> _Exercise directions_: Lay out the lines from the one containing "what elements are" through the one containing "tweet-reply-screen: Replying to", inclusive, as a Markdown table with the columns Row and Line, giving only those lines and omitting blank lines and pictures.

> _Data supplied_:
....

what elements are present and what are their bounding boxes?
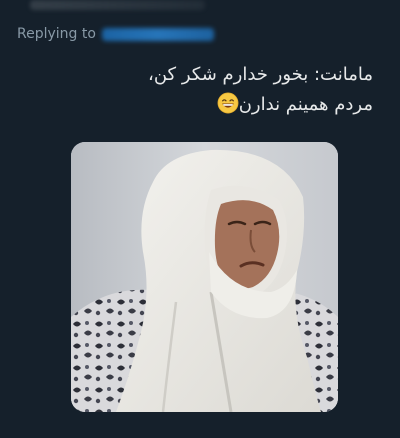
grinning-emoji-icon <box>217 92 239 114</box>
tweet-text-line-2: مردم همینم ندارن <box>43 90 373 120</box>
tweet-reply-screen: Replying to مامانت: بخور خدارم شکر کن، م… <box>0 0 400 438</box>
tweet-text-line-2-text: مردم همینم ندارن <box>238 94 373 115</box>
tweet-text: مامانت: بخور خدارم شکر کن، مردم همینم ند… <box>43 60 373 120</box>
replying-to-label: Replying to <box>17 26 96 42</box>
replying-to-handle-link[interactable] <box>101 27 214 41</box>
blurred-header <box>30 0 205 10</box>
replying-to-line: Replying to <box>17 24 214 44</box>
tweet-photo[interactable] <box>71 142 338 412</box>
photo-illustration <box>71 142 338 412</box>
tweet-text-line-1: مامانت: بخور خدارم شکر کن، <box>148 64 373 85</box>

....

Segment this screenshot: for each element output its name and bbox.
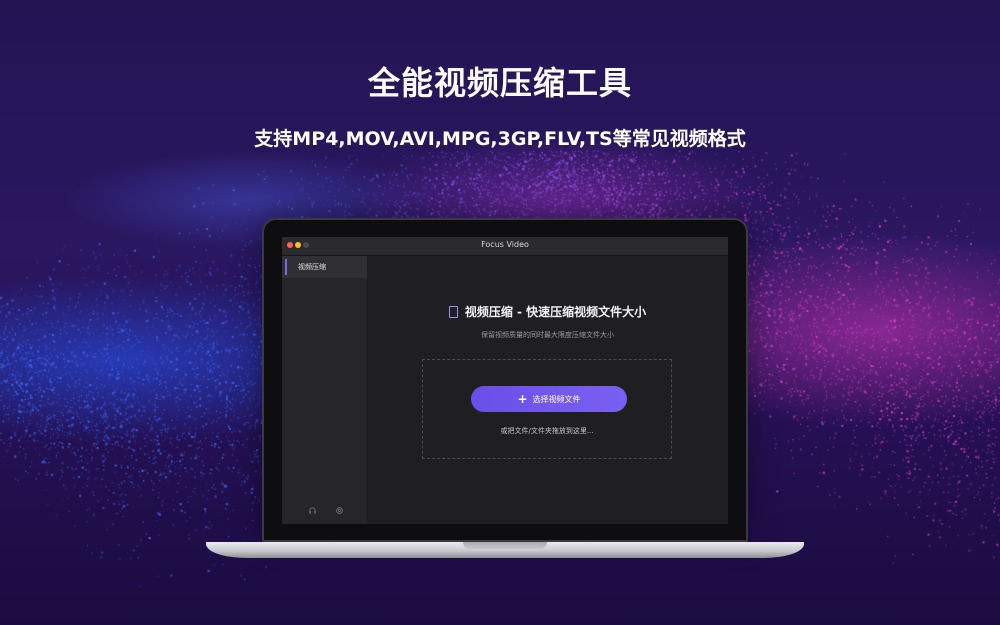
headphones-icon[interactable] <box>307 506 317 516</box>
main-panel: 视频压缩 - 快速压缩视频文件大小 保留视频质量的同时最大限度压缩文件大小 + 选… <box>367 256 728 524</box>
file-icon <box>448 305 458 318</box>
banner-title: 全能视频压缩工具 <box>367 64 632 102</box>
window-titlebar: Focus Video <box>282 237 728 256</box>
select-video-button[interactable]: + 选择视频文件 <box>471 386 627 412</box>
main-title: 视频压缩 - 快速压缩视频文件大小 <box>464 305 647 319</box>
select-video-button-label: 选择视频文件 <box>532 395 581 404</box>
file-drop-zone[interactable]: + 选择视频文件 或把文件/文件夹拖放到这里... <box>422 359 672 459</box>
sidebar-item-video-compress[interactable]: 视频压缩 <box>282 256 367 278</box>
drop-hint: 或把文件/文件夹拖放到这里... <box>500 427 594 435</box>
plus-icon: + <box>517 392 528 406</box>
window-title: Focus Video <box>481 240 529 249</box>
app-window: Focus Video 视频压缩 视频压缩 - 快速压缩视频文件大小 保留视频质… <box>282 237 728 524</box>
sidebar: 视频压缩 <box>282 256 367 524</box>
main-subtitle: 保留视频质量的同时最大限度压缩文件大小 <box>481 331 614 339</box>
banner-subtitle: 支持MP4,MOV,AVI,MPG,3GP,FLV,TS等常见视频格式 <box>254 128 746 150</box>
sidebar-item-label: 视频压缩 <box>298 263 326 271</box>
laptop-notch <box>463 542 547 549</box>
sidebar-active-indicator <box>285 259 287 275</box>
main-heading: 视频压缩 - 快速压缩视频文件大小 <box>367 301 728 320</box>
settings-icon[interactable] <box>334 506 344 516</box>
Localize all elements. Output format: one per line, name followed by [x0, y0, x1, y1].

....

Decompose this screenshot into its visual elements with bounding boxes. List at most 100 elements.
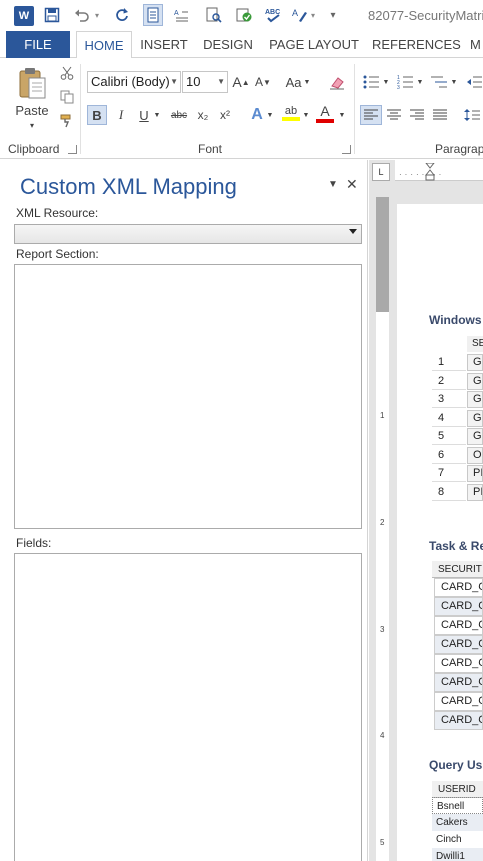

....

> _Result of the exercise_:
| Row | Line |
|---|---|
| 1 | what elements are present and what are their bounding boxes? |
| 2 | grinning-emoji-icon <box>217 92 239 114</box> |
| 3 | tweet-text-line-2: مردم همینم ندارن <box>43 90 373 120</box> |
| 4 | tweet-reply-screen: Replying to مامانت: بخور خدارم شکر کن، م… <box>0 0 400 438</box> |